▶ [DO THIS] From the listing below, pull out every line that contains the string "July". Matching is case-sensitive.

▶ [PROVIDED DATA]
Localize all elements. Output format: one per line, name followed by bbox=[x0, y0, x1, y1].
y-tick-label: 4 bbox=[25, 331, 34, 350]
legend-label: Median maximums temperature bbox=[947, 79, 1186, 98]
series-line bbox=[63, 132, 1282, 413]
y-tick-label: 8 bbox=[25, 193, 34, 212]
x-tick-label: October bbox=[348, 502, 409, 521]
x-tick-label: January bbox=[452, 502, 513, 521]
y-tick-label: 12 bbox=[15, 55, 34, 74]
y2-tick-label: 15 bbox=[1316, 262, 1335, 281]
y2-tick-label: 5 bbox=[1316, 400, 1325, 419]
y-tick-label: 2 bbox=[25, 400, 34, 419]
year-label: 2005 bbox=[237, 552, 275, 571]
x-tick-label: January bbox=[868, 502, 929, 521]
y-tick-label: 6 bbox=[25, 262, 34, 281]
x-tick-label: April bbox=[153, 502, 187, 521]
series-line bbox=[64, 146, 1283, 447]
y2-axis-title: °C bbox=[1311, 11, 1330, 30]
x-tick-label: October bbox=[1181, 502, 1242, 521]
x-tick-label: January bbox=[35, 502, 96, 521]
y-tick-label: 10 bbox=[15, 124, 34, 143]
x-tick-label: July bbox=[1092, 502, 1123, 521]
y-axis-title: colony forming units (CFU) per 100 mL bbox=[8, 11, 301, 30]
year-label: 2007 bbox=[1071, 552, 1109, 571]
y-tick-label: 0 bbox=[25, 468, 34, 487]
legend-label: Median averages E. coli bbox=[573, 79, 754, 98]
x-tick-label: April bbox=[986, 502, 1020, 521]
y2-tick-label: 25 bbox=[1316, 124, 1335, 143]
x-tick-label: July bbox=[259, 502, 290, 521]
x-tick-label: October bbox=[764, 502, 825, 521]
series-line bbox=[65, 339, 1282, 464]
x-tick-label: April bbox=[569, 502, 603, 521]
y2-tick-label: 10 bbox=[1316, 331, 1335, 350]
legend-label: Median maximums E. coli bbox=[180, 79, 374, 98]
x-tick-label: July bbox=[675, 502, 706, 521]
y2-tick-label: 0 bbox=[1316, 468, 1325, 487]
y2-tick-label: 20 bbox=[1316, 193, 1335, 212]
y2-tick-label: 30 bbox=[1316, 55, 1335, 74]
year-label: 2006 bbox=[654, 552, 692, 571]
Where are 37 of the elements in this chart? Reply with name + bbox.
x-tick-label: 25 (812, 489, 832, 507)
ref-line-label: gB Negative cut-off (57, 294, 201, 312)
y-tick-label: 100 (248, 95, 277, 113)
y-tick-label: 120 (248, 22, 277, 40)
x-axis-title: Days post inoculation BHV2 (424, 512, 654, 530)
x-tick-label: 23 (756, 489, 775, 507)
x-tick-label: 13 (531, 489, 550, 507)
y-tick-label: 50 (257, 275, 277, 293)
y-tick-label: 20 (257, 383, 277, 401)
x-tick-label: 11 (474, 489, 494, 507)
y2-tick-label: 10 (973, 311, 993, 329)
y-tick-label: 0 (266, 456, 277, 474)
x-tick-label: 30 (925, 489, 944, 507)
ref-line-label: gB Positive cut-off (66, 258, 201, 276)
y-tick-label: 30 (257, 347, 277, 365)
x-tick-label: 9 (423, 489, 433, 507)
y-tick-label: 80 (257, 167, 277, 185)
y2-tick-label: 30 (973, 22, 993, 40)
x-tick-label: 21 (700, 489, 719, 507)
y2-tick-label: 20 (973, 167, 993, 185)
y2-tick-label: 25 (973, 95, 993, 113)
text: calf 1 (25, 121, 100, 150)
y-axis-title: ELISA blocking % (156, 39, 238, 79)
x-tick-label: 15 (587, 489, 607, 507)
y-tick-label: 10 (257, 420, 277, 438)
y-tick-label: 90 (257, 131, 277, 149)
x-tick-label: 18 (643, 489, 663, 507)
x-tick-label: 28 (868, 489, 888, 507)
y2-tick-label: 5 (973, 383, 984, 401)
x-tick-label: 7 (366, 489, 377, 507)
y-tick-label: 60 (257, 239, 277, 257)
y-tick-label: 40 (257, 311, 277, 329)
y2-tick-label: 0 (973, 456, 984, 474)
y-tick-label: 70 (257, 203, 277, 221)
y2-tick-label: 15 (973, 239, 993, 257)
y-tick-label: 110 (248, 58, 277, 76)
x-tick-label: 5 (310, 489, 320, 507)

▶ [ANSWER BELOW]
x-tick-label: July bbox=[1092, 502, 1123, 521]
x-tick-label: July bbox=[259, 502, 290, 521]
x-tick-label: July bbox=[675, 502, 706, 521]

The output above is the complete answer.